SHORT TASK ->
In the entries below, count every line with the word "δικαιολογητικά". Return only the count.

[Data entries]
— Start —
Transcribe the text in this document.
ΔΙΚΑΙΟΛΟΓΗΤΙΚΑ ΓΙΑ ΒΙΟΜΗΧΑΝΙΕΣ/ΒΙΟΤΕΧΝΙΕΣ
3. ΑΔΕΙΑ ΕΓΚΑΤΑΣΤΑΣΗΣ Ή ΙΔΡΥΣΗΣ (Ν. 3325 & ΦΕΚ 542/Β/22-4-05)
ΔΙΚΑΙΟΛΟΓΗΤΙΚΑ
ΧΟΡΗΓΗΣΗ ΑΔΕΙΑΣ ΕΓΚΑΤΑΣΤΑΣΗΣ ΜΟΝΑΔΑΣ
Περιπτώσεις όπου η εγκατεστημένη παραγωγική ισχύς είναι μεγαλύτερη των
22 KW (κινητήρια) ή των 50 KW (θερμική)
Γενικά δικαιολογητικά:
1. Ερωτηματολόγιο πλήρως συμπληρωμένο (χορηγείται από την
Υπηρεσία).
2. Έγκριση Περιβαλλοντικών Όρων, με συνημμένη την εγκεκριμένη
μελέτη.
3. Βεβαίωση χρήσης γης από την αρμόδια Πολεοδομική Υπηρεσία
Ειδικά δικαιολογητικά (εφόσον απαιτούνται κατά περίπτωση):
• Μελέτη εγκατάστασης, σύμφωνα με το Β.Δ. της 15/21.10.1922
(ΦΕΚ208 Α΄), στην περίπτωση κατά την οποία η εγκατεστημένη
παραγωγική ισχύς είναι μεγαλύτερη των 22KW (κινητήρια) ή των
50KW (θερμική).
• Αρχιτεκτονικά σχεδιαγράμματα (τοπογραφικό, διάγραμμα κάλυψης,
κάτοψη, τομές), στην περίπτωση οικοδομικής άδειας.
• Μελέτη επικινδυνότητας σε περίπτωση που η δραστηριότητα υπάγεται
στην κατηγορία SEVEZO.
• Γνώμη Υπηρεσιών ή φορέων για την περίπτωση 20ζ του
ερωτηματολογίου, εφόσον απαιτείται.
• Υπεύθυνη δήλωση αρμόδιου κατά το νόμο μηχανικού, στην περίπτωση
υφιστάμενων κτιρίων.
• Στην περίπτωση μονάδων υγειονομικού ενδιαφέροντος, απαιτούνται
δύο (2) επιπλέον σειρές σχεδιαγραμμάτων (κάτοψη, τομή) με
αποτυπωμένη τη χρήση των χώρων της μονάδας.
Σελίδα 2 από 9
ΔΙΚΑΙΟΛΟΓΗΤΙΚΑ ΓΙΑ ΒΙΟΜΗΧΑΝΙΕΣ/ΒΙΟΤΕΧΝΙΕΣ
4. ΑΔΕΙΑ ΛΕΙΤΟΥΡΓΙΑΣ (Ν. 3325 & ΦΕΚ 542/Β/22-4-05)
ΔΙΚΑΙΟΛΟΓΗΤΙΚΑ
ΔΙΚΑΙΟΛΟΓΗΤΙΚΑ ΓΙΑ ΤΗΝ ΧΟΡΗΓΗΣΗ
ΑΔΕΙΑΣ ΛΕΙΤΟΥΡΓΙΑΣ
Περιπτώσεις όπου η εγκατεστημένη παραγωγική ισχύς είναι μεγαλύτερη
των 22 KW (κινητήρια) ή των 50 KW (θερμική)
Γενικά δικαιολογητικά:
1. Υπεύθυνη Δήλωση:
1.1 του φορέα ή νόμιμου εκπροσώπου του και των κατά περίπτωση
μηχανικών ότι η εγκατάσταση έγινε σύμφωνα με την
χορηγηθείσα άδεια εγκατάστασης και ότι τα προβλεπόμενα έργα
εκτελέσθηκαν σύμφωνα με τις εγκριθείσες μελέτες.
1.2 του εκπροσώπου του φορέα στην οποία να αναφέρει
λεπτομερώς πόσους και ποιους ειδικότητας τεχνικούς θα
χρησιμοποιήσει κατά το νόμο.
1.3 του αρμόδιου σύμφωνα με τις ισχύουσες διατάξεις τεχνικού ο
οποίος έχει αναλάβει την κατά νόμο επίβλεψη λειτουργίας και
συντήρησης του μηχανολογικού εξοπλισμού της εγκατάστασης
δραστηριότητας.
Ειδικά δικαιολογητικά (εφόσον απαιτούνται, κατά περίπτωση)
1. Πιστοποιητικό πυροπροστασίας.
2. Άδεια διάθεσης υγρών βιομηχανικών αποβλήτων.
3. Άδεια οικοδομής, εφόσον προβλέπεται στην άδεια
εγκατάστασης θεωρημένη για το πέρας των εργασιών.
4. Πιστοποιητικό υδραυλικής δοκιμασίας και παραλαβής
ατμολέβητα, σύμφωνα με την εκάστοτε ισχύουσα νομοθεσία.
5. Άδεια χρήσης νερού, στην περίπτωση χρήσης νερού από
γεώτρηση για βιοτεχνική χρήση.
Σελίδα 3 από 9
— End —
FULL OUTPUT ->
4